To do
Copy all lines below containing "webpack".

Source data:
•••

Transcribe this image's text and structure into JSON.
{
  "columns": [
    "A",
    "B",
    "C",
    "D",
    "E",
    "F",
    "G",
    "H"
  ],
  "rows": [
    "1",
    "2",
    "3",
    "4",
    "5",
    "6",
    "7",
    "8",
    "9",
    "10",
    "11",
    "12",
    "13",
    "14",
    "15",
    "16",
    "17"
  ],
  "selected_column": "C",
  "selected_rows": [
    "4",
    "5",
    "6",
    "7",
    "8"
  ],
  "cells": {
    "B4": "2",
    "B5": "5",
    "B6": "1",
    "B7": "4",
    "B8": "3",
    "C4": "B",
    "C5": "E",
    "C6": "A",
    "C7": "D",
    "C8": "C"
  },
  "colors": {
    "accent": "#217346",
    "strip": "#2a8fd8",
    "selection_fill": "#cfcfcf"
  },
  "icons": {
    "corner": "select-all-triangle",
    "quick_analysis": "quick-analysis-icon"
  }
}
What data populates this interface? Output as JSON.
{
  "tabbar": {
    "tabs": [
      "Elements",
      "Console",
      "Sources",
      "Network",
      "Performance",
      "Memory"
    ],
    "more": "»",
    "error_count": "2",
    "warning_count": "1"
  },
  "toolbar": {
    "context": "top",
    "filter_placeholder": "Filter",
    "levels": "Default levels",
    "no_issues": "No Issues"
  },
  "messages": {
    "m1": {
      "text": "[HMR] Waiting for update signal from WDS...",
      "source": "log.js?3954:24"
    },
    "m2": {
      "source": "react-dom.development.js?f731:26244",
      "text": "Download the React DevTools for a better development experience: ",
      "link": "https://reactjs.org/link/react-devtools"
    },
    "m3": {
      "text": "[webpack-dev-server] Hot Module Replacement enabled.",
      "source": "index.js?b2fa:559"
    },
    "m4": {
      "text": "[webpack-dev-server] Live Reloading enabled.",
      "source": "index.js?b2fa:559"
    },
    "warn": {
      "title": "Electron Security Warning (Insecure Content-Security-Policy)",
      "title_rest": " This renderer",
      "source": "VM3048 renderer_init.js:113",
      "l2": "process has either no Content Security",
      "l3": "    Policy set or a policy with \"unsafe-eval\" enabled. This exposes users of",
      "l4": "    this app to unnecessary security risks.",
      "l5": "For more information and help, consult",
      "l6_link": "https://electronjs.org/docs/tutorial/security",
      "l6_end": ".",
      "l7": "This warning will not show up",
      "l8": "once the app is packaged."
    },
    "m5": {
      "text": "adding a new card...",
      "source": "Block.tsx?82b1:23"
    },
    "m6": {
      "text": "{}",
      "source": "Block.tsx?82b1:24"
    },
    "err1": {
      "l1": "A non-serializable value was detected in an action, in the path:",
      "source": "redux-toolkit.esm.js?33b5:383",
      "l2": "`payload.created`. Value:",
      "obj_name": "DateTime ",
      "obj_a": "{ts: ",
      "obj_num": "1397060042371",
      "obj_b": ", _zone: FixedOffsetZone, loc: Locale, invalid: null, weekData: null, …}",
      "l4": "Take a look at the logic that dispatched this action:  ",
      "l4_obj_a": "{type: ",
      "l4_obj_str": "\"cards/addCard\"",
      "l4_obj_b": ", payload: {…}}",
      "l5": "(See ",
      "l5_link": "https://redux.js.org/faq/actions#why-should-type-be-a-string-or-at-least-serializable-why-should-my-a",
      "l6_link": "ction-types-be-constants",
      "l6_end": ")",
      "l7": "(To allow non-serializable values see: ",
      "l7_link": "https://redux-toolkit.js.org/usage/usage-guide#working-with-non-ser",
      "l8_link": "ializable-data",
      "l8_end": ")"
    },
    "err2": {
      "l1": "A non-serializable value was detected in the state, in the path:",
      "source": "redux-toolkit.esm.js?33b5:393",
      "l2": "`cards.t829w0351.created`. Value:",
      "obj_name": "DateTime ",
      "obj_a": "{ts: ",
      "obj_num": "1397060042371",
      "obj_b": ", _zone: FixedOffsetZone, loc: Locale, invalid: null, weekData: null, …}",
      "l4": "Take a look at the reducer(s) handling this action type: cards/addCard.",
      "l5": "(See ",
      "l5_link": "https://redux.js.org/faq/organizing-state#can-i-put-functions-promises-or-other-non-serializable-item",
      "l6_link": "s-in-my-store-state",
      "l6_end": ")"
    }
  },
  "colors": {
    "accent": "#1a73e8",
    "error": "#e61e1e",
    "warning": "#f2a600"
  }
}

•••

Worked solution
      "text": "[webpack-dev-server] Hot Module Replacement enabled.",
      "text": "[webpack-dev-server] Live Reloading enabled.",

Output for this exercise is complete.